#### GIVEN INFORMATION ####

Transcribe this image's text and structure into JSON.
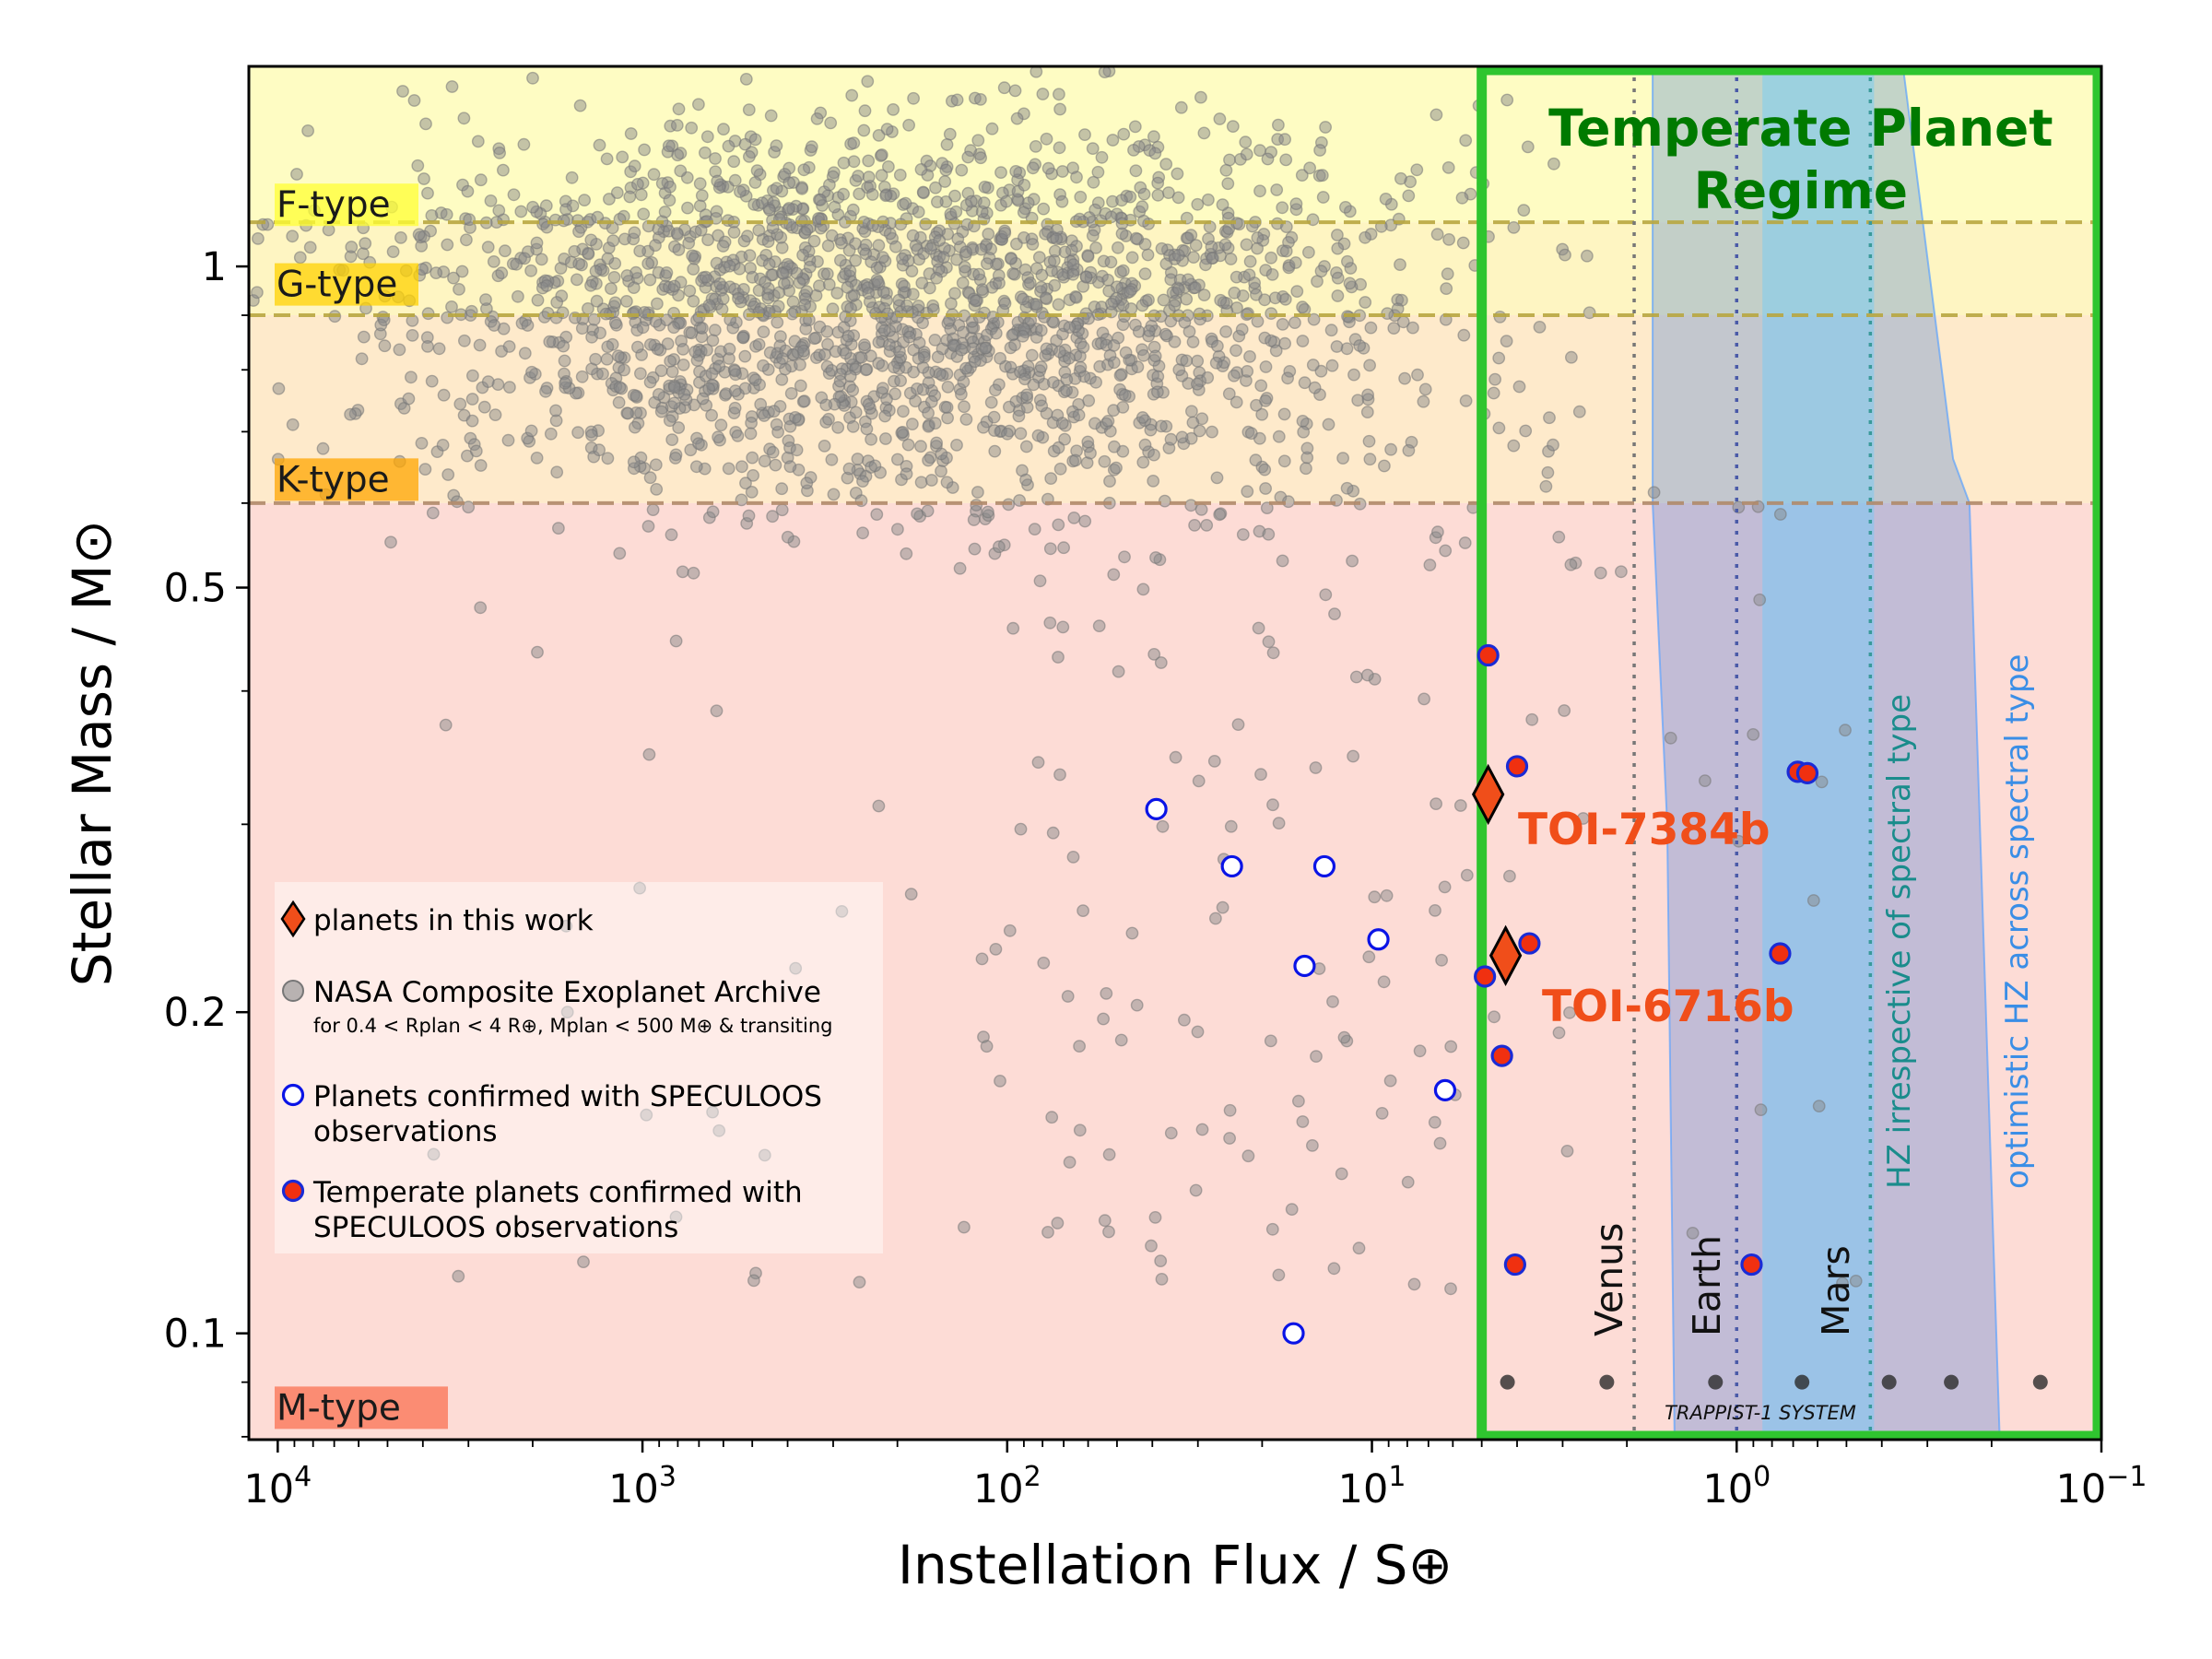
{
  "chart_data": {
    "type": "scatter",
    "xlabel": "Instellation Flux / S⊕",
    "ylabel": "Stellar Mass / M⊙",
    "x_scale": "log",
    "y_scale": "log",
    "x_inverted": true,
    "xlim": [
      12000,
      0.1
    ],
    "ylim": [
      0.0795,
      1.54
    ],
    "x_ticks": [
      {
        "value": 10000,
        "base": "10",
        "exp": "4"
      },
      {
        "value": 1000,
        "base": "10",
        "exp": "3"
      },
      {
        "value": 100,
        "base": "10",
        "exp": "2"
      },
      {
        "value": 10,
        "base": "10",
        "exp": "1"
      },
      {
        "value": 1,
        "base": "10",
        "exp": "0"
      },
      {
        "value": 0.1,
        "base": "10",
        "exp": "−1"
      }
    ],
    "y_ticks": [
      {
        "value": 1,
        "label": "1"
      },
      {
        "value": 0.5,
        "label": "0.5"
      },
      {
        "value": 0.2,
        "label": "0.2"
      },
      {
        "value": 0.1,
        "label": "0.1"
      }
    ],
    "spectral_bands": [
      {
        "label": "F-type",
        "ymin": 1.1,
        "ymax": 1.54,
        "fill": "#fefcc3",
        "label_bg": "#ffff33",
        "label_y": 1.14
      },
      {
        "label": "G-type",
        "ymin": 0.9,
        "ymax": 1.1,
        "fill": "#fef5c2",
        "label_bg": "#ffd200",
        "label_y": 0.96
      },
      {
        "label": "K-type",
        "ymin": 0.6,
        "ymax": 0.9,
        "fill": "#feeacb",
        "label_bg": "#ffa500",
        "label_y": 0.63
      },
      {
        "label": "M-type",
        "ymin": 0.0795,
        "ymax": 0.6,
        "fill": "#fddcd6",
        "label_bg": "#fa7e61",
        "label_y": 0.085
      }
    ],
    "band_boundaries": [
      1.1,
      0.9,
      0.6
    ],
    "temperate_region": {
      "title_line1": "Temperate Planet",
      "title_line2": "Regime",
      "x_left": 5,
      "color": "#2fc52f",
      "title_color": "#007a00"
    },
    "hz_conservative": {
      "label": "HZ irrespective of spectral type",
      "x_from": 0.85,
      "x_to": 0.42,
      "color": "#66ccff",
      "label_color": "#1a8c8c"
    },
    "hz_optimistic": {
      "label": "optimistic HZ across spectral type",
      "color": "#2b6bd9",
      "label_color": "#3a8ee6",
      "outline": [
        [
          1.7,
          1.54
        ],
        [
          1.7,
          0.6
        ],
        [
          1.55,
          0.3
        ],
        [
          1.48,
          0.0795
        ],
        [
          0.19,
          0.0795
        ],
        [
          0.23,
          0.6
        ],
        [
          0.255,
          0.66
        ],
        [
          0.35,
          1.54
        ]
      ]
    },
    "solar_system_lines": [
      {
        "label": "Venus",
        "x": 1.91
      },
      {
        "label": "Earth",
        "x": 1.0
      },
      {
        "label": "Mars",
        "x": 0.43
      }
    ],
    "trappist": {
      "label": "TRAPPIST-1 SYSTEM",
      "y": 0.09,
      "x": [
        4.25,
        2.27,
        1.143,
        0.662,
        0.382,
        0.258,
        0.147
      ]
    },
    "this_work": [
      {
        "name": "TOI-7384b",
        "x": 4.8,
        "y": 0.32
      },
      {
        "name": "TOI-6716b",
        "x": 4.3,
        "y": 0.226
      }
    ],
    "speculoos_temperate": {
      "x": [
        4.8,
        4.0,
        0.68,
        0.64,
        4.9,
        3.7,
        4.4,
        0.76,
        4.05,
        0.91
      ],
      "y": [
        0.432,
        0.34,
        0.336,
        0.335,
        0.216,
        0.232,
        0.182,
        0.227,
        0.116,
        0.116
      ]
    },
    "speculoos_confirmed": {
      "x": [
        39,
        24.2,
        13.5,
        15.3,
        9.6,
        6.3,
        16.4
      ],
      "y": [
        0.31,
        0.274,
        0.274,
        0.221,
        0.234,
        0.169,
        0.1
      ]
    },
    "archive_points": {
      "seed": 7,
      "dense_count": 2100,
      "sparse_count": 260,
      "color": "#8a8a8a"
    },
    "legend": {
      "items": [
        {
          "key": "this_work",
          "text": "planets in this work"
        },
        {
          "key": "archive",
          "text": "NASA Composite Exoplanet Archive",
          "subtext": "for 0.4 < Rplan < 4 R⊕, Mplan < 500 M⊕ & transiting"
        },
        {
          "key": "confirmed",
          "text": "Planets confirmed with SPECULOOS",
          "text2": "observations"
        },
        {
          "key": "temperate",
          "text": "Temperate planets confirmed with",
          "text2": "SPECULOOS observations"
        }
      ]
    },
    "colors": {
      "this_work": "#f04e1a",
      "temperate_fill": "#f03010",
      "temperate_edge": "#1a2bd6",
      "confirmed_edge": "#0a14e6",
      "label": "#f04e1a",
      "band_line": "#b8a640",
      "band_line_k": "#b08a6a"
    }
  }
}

####

» EXERCISE
Look through the data above. Find each line with the string "observations" and copy it.

» TASK SOLUTION
          "text2": "observations"
          "text2": "SPECULOOS observations"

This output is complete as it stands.